* _Description of the task_: List every line below containing "严禁随地吐痰".

Dataset entries

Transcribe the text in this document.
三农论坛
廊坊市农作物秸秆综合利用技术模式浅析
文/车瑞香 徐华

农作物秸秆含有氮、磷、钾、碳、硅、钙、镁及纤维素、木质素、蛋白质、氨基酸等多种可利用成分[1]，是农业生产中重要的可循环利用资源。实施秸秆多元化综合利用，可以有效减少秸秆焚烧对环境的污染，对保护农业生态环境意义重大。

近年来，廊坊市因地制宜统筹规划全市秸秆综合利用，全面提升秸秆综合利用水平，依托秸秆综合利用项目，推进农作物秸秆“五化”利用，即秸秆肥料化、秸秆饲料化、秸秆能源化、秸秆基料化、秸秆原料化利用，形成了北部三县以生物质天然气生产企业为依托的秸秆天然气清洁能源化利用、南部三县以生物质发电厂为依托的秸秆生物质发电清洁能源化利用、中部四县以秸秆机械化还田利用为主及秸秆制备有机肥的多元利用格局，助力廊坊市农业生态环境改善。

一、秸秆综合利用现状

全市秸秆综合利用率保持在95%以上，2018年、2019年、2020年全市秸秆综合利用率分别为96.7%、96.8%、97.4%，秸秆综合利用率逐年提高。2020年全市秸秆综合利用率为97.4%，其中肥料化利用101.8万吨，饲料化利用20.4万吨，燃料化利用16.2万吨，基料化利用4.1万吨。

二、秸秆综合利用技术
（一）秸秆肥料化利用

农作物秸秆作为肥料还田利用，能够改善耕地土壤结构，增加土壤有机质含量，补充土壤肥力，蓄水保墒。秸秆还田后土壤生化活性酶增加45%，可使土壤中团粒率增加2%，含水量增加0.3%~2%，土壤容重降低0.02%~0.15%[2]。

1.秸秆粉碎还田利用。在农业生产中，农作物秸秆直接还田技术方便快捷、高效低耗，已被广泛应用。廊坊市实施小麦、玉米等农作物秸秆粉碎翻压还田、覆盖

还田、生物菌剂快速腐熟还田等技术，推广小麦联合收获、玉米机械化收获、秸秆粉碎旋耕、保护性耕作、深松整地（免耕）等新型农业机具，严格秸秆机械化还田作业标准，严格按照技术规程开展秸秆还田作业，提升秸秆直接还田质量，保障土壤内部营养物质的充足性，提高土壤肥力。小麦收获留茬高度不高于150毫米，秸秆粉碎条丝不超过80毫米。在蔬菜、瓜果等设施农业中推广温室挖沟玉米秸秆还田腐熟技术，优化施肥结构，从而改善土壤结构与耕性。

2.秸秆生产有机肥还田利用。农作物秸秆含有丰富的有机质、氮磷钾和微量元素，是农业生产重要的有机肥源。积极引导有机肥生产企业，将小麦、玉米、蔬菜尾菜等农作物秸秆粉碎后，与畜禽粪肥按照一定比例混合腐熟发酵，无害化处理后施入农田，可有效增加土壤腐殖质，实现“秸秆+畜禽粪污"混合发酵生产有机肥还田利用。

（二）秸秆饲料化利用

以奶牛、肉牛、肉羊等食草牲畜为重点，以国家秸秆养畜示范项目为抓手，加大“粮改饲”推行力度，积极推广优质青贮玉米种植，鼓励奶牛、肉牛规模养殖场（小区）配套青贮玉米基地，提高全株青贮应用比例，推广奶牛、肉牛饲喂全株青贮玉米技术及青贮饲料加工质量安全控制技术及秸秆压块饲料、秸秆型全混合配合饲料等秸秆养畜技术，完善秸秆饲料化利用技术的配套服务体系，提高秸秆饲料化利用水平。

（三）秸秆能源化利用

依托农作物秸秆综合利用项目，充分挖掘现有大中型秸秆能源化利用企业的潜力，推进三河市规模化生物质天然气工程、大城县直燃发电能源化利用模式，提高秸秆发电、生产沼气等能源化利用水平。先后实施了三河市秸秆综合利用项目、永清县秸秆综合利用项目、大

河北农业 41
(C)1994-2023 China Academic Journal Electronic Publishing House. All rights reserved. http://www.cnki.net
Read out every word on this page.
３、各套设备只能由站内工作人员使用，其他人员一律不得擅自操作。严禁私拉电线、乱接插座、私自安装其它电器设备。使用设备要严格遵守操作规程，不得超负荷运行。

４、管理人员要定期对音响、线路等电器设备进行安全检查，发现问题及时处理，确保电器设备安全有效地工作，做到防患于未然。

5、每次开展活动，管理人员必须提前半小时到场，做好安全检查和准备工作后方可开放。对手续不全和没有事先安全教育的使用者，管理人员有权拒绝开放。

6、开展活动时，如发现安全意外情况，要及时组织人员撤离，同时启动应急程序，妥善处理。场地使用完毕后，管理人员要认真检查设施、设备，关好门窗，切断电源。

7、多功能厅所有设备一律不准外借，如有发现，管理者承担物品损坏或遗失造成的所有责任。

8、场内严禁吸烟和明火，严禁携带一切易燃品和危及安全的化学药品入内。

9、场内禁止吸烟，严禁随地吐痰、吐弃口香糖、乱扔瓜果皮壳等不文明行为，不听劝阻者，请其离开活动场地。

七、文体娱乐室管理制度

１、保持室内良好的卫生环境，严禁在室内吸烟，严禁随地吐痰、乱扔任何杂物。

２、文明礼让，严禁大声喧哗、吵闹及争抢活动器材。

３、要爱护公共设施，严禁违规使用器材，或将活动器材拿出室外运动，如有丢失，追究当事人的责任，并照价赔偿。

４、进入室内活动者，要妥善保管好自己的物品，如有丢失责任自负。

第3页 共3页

* _Result_:
9、场内禁止吸烟，严禁随地吐痰、吐弃口香糖、乱扔瓜果皮壳等不文明行为，不听劝阻者，请其离开活动场地。
１、保持室内良好的卫生环境，严禁在室内吸烟，严禁随地吐痰、乱扔任何杂物。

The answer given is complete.